■ PROMPT ■
Quote all entries in full, exactly.

■ SUPPLIED INFORMATION ■
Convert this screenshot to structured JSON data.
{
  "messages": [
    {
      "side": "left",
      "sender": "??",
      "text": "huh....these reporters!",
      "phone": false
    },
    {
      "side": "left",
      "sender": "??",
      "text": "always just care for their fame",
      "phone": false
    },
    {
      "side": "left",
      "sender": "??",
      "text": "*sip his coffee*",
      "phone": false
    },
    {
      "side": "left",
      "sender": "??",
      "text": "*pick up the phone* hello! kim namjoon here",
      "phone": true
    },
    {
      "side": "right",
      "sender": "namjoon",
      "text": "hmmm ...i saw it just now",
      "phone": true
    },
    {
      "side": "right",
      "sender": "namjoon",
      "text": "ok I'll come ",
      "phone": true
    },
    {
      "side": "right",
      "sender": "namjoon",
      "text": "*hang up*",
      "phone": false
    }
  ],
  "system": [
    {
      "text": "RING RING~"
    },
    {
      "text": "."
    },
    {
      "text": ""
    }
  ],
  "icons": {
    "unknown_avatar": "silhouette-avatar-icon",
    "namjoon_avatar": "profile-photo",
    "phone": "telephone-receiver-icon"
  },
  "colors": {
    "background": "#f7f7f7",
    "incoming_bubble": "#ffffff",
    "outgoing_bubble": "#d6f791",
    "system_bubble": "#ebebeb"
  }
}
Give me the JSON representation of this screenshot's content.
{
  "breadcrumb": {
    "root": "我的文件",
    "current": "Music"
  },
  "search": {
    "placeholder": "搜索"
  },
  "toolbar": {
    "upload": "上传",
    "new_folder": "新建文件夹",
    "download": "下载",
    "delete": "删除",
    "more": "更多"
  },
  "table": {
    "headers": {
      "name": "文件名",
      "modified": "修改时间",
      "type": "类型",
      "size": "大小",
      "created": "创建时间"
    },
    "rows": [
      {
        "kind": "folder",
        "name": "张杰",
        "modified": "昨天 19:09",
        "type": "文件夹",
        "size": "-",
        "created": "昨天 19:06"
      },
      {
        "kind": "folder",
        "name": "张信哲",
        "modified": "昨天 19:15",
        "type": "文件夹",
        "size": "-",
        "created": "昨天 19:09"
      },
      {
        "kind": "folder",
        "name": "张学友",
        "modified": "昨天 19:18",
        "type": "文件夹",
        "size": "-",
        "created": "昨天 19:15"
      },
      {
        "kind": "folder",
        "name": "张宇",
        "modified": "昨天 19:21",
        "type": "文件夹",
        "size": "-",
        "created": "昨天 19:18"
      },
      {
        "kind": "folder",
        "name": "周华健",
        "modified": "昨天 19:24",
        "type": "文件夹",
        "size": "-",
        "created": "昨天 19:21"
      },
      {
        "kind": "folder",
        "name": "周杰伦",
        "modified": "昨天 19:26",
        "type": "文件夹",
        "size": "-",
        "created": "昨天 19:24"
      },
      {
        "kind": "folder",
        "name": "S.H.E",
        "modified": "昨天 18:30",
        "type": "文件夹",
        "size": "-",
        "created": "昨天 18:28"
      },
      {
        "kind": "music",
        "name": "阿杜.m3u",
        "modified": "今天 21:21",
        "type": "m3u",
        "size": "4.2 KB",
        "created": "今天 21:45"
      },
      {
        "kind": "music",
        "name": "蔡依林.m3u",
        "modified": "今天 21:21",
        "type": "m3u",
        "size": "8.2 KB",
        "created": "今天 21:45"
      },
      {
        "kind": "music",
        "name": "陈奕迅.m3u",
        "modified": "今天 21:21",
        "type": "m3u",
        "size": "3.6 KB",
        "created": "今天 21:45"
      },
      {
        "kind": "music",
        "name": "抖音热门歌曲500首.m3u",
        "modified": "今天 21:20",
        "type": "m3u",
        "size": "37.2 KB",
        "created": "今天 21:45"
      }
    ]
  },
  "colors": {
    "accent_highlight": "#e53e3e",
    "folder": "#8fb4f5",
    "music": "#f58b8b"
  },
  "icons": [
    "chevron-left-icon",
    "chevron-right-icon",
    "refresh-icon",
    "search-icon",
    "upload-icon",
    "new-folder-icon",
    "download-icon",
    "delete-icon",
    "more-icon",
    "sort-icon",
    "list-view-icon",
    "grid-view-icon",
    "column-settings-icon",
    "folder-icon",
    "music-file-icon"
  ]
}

■ THE RESULT ■
Convert this screenshot to structured JSON data.
{
  "messages": [
    {
      "side": "left",
      "sender": "??",
      "text": "huh....these reporters!",
      "phone": false
    },
    {
      "side": "left",
      "sender": "??",
      "text": "always just care for their fame",
      "phone": false
    },
    {
      "side": "left",
      "sender": "??",
      "text": "*sip his coffee*",
      "phone": false
    },
    {
      "side": "left",
      "sender": "??",
      "text": "*pick up the phone* hello! kim namjoon here",
      "phone": true
    },
    {
      "side": "right",
      "sender": "namjoon",
      "text": "hmmm ...i saw it just now",
      "phone": true
    },
    {
      "side": "right",
      "sender": "namjoon",
      "text": "ok I'll come ",
      "phone": true
    },
    {
      "side": "right",
      "sender": "namjoon",
      "text": "*hang up*",
      "phone": false
    }
  ],
  "system": [
    {
      "text": "RING RING~"
    },
    {
      "text": "."
    },
    {
      "text": ""
    }
  ],
  "icons": {
    "unknown_avatar": "silhouette-avatar-icon",
    "namjoon_avatar": "profile-photo",
    "phone": "telephone-receiver-icon"
  },
  "colors": {
    "background": "#f7f7f7",
    "incoming_bubble": "#ffffff",
    "outgoing_bubble": "#d6f791",
    "system_bubble": "#ebebeb"
  }
}
Give me the JSON representation of this screenshot's content.
{
  "breadcrumb": {
    "root": "我的文件",
    "current": "Music"
  },
  "search": {
    "placeholder": "搜索"
  },
  "toolbar": {
    "upload": "上传",
    "new_folder": "新建文件夹",
    "download": "下载",
    "delete": "删除",
    "more": "更多"
  },
  "table": {
    "headers": {
      "name": "文件名",
      "modified": "修改时间",
      "type": "类型",
      "size": "大小",
      "created": "创建时间"
    },
    "rows": [
      {
        "kind": "folder",
        "name": "张杰",
        "modified": "昨天 19:09",
        "type": "文件夹",
        "size": "-",
        "created": "昨天 19:06"
      },
      {
        "kind": "folder",
        "name": "张信哲",
        "modified": "昨天 19:15",
        "type": "文件夹",
        "size": "-",
        "created": "昨天 19:09"
      },
      {
        "kind": "folder",
        "name": "张学友",
        "modified": "昨天 19:18",
        "type": "文件夹",
        "size": "-",
        "created": "昨天 19:15"
      },
      {
        "kind": "folder",
        "name": "张宇",
        "modified": "昨天 19:21",
        "type": "文件夹",
        "size": "-",
        "created": "昨天 19:18"
      },
      {
        "kind": "folder",
        "name": "周华健",
        "modified": "昨天 19:24",
        "type": "文件夹",
        "size": "-",
        "created": "昨天 19:21"
      },
      {
        "kind": "folder",
        "name": "周杰伦",
        "modified": "昨天 19:26",
        "type": "文件夹",
        "size": "-",
        "created": "昨天 19:24"
      },
      {
        "kind": "folder",
        "name": "S.H.E",
        "modified": "昨天 18:30",
        "type": "文件夹",
        "size": "-",
        "created": "昨天 18:28"
      },
      {
        "kind": "music",
        "name": "阿杜.m3u",
        "modified": "今天 21:21",
        "type": "m3u",
        "size": "4.2 KB",
        "created": "今天 21:45"
      },
      {
        "kind": "music",
        "name": "蔡依林.m3u",
        "modified": "今天 21:21",
        "type": "m3u",
        "size": "8.2 KB",
        "created": "今天 21:45"
      },
      {
        "kind": "music",
        "name": "陈奕迅.m3u",
        "modified": "今天 21:21",
        "type": "m3u",
        "size": "3.6 KB",
        "created": "今天 21:45"
      },
      {
        "kind": "music",
        "name": "抖音热门歌曲500首.m3u",
        "modified": "今天 21:20",
        "type": "m3u",
        "size": "37.2 KB",
        "created": "今天 21:45"
      }
    ]
  },
  "colors": {
    "accent_highlight": "#e53e3e",
    "folder": "#8fb4f5",
    "music": "#f58b8b"
  },
  "icons": [
    "chevron-left-icon",
    "chevron-right-icon",
    "refresh-icon",
    "search-icon",
    "upload-icon",
    "new-folder-icon",
    "download-icon",
    "delete-icon",
    "more-icon",
    "sort-icon",
    "list-view-icon",
    "grid-view-icon",
    "column-settings-icon",
    "folder-icon",
    "music-file-icon"
  ]
}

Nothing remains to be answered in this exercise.